Objective A
In the entries, take the part that opens with the line containing "paragraph-1-line: 儿时的梦想变成了现实，给一群'小不点'当老师，: [174, 176, 756, 207]" and closes with the line containing "296, 783, 327]", and edit it so that "精心挑选" reads "仔细挑选". Return only those lines, with everything else left as it is.

Classic literature is often reserved for English or Writing courses, but in secondary social studies classrooms, historical novels written about specific eras and themes can have as much merit as a traditional textbook. Teachers can use the following examples as a guide to teach their students social studies themes, including politics, government, sociology, and various historical eras.
The Iliad
Author: Homer
Theme(s): Ancient Greece, war, political alliances
This epic poem, attributed to Homer, is considered by historians to be one of the oldest surviving works in Western literature. Set during the Trojan War, the ten-year siege of the city of Troy, The Iliad tells of the battles and events during the quarrel between King Agamemnon and the warrior, Achilles. While many themes appearing in this classic tale can be used to teach about Ancient Greek society, the most apparent ones are war (specifically glory in battles), Greek gods, and ancient politics. Pair this story with The Odyssey, Homer’s loose sequel, and students can learn an immense amount about the traditions of Ancient Greece.

Objective B
Proceed with the text on using classic novels to teach social studies, writing on from its final sentence.

The records
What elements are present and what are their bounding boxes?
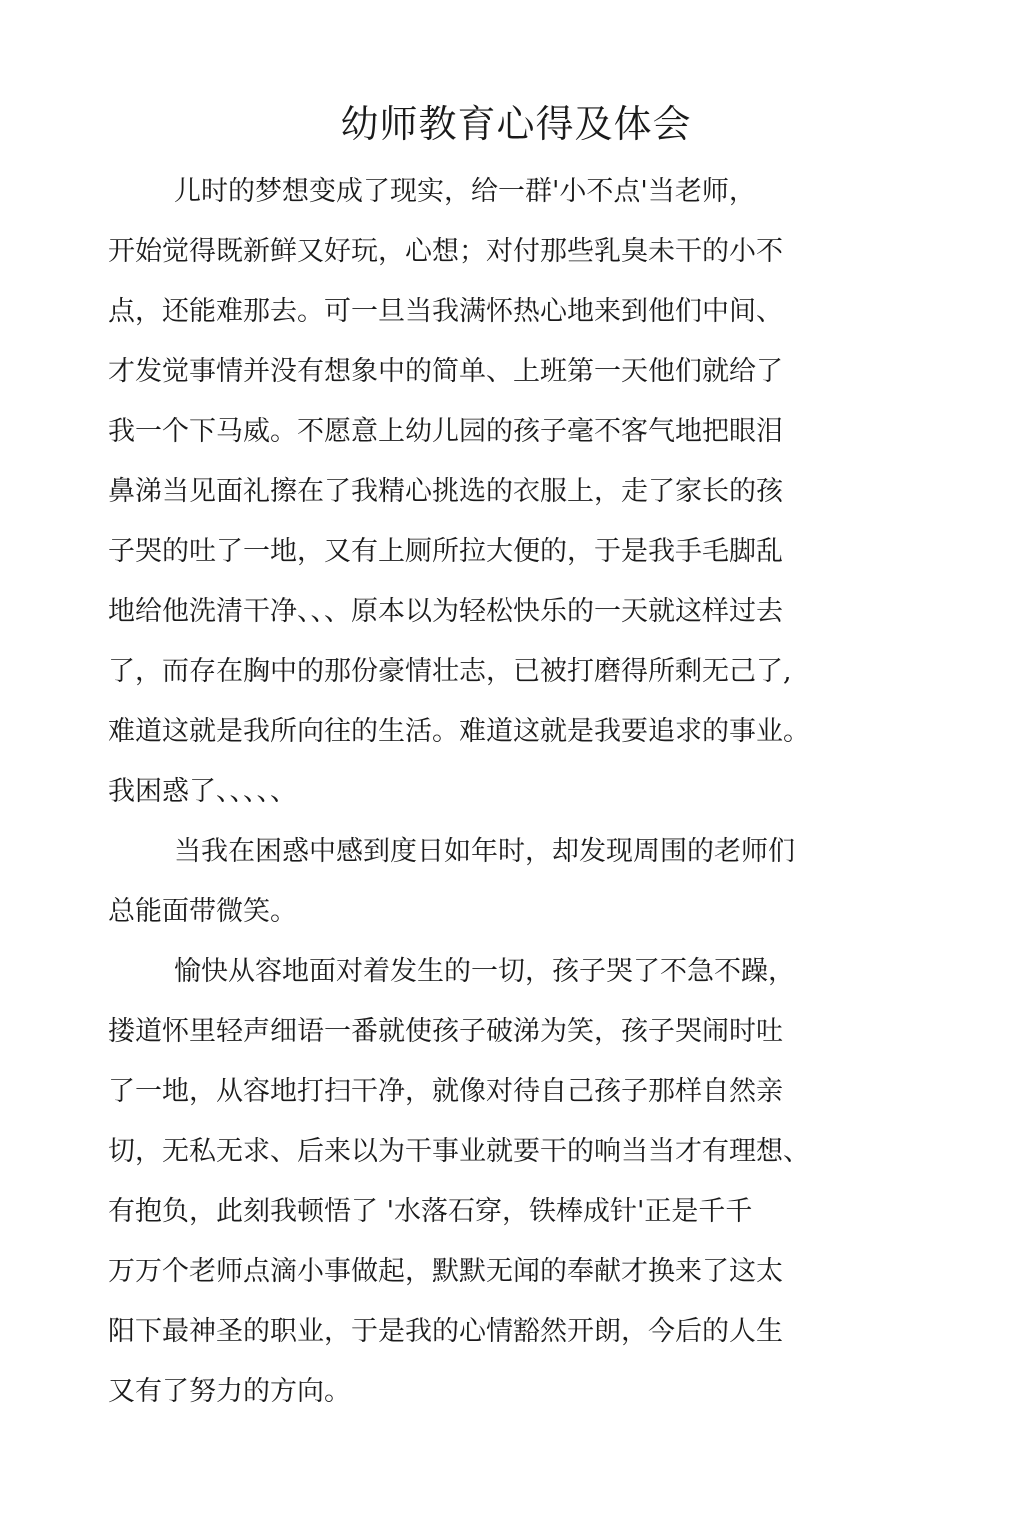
paragraph-1-line: 儿时的梦想变成了现实，给一群'小不点'当老师，: [174, 176, 756, 207]
paragraph-1-line: 子哭的吐了一地，又有上厕所拉大便的，于是我手毛脚乱: [108, 536, 783, 567]
paragraph-1-line: 鼻涕当见面礼擦在了我精心挑选的衣服上，走了家长的孩: [108, 476, 783, 507]
paragraph-1-line: 点，还能难那去。可一旦当我满怀热心地来到他们中间、: [108, 296, 783, 327]
paragraph-1-line: 了，而存在胸中的那份豪情壮志，已被打磨得所剩无己了,: [108, 656, 792, 687]
paragraph-3-line: 了一地，从容地打扫干净，就像对待自己孩子那样自然亲: [108, 1076, 783, 1107]
paragraph-3-line: 有抱负，此刻我顿悟了 '水落石穿，铁棒成针'正是千千: [108, 1196, 753, 1227]
paragraph-3-line: 切，无私无求、后来以为干事业就要干的响当当才有理想、: [108, 1136, 810, 1167]
paragraph-3-line: 搂道怀里轻声细语一番就使孩子破涕为笑，孩子哭闹时吐: [108, 1016, 783, 1047]
page-title: 幼师教育心得及体会: [340, 102, 692, 146]
paragraph-2-line: 总能面带微笑。: [108, 896, 297, 927]
paragraph-1-line: 难道这就是我所向往的生活。难道这就是我要追求的事业。: [108, 716, 810, 747]
paragraph-1-line: 我一个下马威。不愿意上幼儿园的孩子毫不客气地把眼泪: [108, 416, 783, 447]
paragraph-1-line: 才发觉事情并没有想象中的简单、上班第一天他们就给了: [108, 356, 783, 387]
paragraph-3-line: 愉快从容地面对着发生的一切，孩子哭了不急不躁，: [174, 956, 795, 987]
paragraph-3-line: 又有了努力的方向。: [108, 1376, 351, 1407]
paragraph-1-line: 我困惑了、、、、、: [108, 776, 297, 807]
paragraph-1-line: 开始觉得既新鲜又好玩，心想；对付那些乳臭未干的小不: [108, 236, 783, 267]
document-body: [108, 162, 868, 1422]
paragraph-3-line: 万万个老师点滴小事做起，默默无闻的奉献才换来了这太: [108, 1256, 783, 1287]
paragraph-1-line: 地给他洗清干净、、、原本以为轻松快乐的一天就这样过去: [108, 596, 783, 627]
paragraph-2-line: 当我在困惑中感到度日如年时，却发现周围的老师们: [174, 836, 795, 867]
paragraph-3-line: 阳下最神圣的职业，于是我的心情豁然开朗，今后的人生: [108, 1316, 783, 1347]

Task answer A
paragraph-1-line: 儿时的梦想变成了现实，给一群'小不点'当老师，: [174, 176, 756, 207]
paragraph-1-line: 子哭的吐了一地，又有上厕所拉大便的，于是我手毛脚乱: [108, 536, 783, 567]
paragraph-1-line: 鼻涕当见面礼擦在了我仔细挑选的衣服上，走了家长的孩: [108, 476, 783, 507]
paragraph-1-line: 点，还能难那去。可一旦当我满怀热心地来到他们中间、: [108, 296, 783, 327]

Task answer B
Ivanhoe
Author: Sir Walter Scott
Theme(s): Medieval England, the Crusades, socioeconomic status
One of the most popular adventure-filled historical novels ever written, Scott’s fantastical tale explores heroism, religion, and society during the Middle Ages. Most prominently, Ivanhoe evokes an important time in English history, when King Richard the Lion-Hearted returned to England after years spent fighting the Crusades in the Holy Land and being imprisoned in Germany. The novel is also the source material for the famous Robin Hood character, who serves to examine identities within class rankings and human society as a hierarchy. Students will have much to discuss about Medieval society and the Crusades from this rich, historical novel.
The Great Gatsby
Author: F. Scott Fitzgerald
Theme(s): The Roaring 20’s, the “American dream,” sociology of wealth
Set in New York at the height of the roaring 20’s, Fitzgerald’s masterpiece is a highly symbolic novel about America as a whole during this era, and, in particular the disintegration of the American dream in the post-war era of unprecedented wealth. The range of characters in The Great Gatsby, including Nick and Gatsby, both of whom fought in World War I, exhibits the cosmopolitanism and cynicism that resulted from the war and rise of the stock market. Students will have plenty to discuss about the sociology of class, status, wealth, and human values, as the tension of “old money” versus “new money” constitutes a central driving force throughout the novel.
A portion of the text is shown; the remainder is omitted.